## START

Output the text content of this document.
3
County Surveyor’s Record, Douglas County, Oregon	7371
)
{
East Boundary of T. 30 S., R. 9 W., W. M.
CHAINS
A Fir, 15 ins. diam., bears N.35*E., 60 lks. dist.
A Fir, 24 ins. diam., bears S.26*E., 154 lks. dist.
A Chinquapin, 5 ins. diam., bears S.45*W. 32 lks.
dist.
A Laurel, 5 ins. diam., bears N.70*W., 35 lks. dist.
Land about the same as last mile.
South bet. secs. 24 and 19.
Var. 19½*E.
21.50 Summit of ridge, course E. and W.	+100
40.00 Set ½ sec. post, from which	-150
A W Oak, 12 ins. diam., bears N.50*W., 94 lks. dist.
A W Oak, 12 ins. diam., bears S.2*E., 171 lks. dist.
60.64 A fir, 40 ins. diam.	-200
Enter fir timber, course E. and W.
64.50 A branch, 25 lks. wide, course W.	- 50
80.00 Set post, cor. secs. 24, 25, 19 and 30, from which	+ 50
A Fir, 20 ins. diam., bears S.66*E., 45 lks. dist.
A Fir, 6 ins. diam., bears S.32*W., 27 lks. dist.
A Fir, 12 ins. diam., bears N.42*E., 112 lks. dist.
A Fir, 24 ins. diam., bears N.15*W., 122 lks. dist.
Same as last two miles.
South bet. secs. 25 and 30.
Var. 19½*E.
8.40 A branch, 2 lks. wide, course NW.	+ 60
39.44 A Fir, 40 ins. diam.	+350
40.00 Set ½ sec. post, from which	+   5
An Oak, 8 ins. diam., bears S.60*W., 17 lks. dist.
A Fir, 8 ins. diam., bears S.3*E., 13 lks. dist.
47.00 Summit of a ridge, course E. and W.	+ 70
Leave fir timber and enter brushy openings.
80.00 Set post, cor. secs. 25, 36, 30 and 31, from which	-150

## END

§ Exercise aim
Which lines above hold the word "ridge"? Copy each of them.

§ Result
21.50 Summit of ridge, course E. and W.	+100
47.00 Summit of a ridge, course E. and W.	+ 70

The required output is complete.